EXERCISE PROMPT —
Write out each line exactly as it stands, please.

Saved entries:
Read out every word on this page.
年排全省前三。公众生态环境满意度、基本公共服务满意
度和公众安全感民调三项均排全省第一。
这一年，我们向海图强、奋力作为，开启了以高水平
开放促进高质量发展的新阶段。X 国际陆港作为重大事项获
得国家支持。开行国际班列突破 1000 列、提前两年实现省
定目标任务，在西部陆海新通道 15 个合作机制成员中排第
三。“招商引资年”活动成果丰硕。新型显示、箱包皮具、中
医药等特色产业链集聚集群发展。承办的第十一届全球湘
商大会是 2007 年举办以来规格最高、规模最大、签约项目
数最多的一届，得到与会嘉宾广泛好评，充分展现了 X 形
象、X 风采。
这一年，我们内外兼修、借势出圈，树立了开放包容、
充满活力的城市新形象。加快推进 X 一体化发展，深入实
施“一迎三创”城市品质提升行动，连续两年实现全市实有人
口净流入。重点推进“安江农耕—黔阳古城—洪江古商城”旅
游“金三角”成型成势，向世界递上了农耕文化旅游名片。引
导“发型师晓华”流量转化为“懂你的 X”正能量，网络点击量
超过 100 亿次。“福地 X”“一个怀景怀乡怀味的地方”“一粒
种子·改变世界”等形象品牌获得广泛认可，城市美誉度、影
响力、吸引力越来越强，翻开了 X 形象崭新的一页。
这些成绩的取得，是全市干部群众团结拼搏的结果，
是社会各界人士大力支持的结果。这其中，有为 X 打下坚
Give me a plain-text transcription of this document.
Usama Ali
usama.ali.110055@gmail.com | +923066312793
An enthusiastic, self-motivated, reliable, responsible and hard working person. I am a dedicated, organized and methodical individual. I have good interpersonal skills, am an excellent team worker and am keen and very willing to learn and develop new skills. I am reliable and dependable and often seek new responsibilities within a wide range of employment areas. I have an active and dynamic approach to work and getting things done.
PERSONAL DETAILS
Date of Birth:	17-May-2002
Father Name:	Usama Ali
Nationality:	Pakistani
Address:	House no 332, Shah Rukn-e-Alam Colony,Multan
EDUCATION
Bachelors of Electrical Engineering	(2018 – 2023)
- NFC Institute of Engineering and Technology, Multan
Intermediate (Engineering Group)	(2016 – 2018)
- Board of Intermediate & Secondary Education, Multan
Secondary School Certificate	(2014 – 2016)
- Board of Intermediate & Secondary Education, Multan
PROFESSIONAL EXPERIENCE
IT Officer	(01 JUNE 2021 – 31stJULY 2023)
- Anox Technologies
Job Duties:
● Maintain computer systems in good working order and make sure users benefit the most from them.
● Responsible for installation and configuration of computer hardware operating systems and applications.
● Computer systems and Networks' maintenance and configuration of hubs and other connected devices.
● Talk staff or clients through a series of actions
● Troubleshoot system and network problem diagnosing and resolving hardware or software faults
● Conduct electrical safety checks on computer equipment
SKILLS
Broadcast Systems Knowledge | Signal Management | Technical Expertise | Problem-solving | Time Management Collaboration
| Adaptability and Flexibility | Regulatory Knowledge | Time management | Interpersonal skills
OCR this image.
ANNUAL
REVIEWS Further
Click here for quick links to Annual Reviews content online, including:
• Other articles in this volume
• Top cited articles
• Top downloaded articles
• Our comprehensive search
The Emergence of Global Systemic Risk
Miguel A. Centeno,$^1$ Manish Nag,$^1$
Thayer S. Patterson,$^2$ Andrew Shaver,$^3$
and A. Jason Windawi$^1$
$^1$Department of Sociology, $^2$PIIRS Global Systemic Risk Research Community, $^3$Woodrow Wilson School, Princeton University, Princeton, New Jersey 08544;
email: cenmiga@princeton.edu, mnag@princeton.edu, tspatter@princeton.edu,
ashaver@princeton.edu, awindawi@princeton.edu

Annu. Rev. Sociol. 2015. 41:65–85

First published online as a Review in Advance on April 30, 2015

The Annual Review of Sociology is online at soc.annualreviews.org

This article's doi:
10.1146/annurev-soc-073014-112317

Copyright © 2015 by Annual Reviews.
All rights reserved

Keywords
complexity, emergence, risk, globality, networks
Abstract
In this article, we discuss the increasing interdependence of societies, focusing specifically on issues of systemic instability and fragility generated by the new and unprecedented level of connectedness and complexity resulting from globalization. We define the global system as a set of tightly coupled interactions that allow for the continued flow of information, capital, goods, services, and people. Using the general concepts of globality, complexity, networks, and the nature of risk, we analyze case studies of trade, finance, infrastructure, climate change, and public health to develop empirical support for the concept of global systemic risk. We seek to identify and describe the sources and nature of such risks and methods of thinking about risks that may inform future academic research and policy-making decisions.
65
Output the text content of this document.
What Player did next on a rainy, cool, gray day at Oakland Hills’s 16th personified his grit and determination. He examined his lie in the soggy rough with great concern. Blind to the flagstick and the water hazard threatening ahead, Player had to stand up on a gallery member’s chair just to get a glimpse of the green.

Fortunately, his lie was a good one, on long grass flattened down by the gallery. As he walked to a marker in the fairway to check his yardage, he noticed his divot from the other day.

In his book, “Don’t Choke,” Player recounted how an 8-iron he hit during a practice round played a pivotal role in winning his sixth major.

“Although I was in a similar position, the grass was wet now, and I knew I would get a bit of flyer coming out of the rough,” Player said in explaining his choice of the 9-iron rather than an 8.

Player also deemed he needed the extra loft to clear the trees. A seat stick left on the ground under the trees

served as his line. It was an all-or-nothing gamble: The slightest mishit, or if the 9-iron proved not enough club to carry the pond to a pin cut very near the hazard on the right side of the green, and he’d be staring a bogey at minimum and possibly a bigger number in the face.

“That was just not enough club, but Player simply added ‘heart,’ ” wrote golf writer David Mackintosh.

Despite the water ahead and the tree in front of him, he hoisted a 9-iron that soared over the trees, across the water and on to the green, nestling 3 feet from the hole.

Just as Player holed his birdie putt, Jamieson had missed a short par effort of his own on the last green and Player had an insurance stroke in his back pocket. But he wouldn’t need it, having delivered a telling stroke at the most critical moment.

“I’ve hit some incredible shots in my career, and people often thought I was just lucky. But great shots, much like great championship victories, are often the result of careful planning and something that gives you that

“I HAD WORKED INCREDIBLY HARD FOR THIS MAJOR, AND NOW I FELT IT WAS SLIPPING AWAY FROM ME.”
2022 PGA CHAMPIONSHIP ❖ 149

TASK ANSWER —
Read out every word on this page.
年排全省前三。公众生态环境满意度、基本公共服务满意
度和公众安全感民调三项均排全省第一。
这一年，我们向海图强、奋力作为，开启了以高水平
开放促进高质量发展的新阶段。X 国际陆港作为重大事项获
得国家支持。开行国际班列突破 1000 列、提前两年实现省
定目标任务，在西部陆海新通道 15 个合作机制成员中排第
三。“招商引资年”活动成果丰硕。新型显示、箱包皮具、中
医药等特色产业链集聚集群发展。承办的第十一届全球湘
商大会是 2007 年举办以来规格最高、规模最大、签约项目
数最多的一届，得到与会嘉宾广泛好评，充分展现了 X 形
象、X 风采。
这一年，我们内外兼修、借势出圈，树立了开放包容、
充满活力的城市新形象。加快推进 X 一体化发展，深入实
施“一迎三创”城市品质提升行动，连续两年实现全市实有人
口净流入。重点推进“安江农耕—黔阳古城—洪江古商城”旅
游“金三角”成型成势，向世界递上了农耕文化旅游名片。引
导“发型师晓华”流量转化为“懂你的 X”正能量，网络点击量
超过 100 亿次。“福地 X”“一个怀景怀乡怀味的地方”“一粒
种子·改变世界”等形象品牌获得广泛认可，城市美誉度、影
响力、吸引力越来越强，翻开了 X 形象崭新的一页。
这些成绩的取得，是全市干部群众团结拼搏的结果，
是社会各界人士大力支持的结果。这其中，有为 X 打下坚
Give me a plain-text transcription of this document.
Usama Ali
usama.ali.110055@gmail.com | +923066312793
An enthusiastic, self-motivated, reliable, responsible and hard working person. I am a dedicated, organized and methodical individual. I have good interpersonal skills, am an excellent team worker and am keen and very willing to learn and develop new skills. I am reliable and dependable and often seek new responsibilities within a wide range of employment areas. I have an active and dynamic approach to work and getting things done.
PERSONAL DETAILS
Date of Birth:	17-May-2002
Father Name:	Usama Ali
Nationality:	Pakistani
Address:	House no 332, Shah Rukn-e-Alam Colony,Multan
EDUCATION
Bachelors of Electrical Engineering	(2018 – 2023)
- NFC Institute of Engineering and Technology, Multan
Intermediate (Engineering Group)	(2016 – 2018)
- Board of Intermediate & Secondary Education, Multan
Secondary School Certificate	(2014 – 2016)
- Board of Intermediate & Secondary Education, Multan
PROFESSIONAL EXPERIENCE
IT Officer	(01 JUNE 2021 – 31stJULY 2023)
- Anox Technologies
Job Duties:
● Maintain computer systems in good working order and make sure users benefit the most from them.
● Responsible for installation and configuration of computer hardware operating systems and applications.
● Computer systems and Networks' maintenance and configuration of hubs and other connected devices.
● Talk staff or clients through a series of actions
● Troubleshoot system and network problem diagnosing and resolving hardware or software faults
● Conduct electrical safety checks on computer equipment
SKILLS
Broadcast Systems Knowledge | Signal Management | Technical Expertise | Problem-solving | Time Management Collaboration
| Adaptability and Flexibility | Regulatory Knowledge | Time management | Interpersonal skills
OCR this image.
ANNUAL
REVIEWS Further
Click here for quick links to Annual Reviews content online, including:
• Other articles in this volume
• Top cited articles
• Top downloaded articles
• Our comprehensive search
The Emergence of Global Systemic Risk
Miguel A. Centeno,$^1$ Manish Nag,$^1$
Thayer S. Patterson,$^2$ Andrew Shaver,$^3$
and A. Jason Windawi$^1$
$^1$Department of Sociology, $^2$PIIRS Global Systemic Risk Research Community, $^3$Woodrow Wilson School, Princeton University, Princeton, New Jersey 08544;
email: cenmiga@princeton.edu, mnag@princeton.edu, tspatter@princeton.edu,
ashaver@princeton.edu, awindawi@princeton.edu

Annu. Rev. Sociol. 2015. 41:65–85

First published online as a Review in Advance on April 30, 2015

The Annual Review of Sociology is online at soc.annualreviews.org

This article's doi:
10.1146/annurev-soc-073014-112317

Copyright © 2015 by Annual Reviews.
All rights reserved

Keywords
complexity, emergence, risk, globality, networks
Abstract
In this article, we discuss the increasing interdependence of societies, focusing specifically on issues of systemic instability and fragility generated by the new and unprecedented level of connectedness and complexity resulting from globalization. We define the global system as a set of tightly coupled interactions that allow for the continued flow of information, capital, goods, services, and people. Using the general concepts of globality, complexity, networks, and the nature of risk, we analyze case studies of trade, finance, infrastructure, climate change, and public health to develop empirical support for the concept of global systemic risk. We seek to identify and describe the sources and nature of such risks and methods of thinking about risks that may inform future academic research and policy-making decisions.
65
Output the text content of this document.
What Player did next on a rainy, cool, gray day at Oakland Hills’s 16th personified his grit and determination. He examined his lie in the soggy rough with great concern. Blind to the flagstick and the water hazard threatening ahead, Player had to stand up on a gallery member’s chair just to get a glimpse of the green.

Fortunately, his lie was a good one, on long grass flattened down by the gallery. As he walked to a marker in the fairway to check his yardage, he noticed his divot from the other day.

In his book, “Don’t Choke,” Player recounted how an 8-iron he hit during a practice round played a pivotal role in winning his sixth major.

“Although I was in a similar position, the grass was wet now, and I knew I would get a bit of flyer coming out of the rough,” Player said in explaining his choice of the 9-iron rather than an 8.

Player also deemed he needed the extra loft to clear the trees. A seat stick left on the ground under the trees

served as his line. It was an all-or-nothing gamble: The slightest mishit, or if the 9-iron proved not enough club to carry the pond to a pin cut very near the hazard on the right side of the green, and he’d be staring a bogey at minimum and possibly a bigger number in the face.

“That was just not enough club, but Player simply added ‘heart,’ ” wrote golf writer David Mackintosh.

Despite the water ahead and the tree in front of him, he hoisted a 9-iron that soared over the trees, across the water and on to the green, nestling 3 feet from the hole.

Just as Player holed his birdie putt, Jamieson had missed a short par effort of his own on the last green and Player had an insurance stroke in his back pocket. But he wouldn’t need it, having delivered a telling stroke at the most critical moment.

“I’ve hit some incredible shots in my career, and people often thought I was just lucky. But great shots, much like great championship victories, are often the result of careful planning and something that gives you that

“I HAD WORKED INCREDIBLY HARD FOR THIS MAJOR, AND NOW I FELT IT WAS SLIPPING AWAY FROM ME.”
2022 PGA CHAMPIONSHIP ❖ 149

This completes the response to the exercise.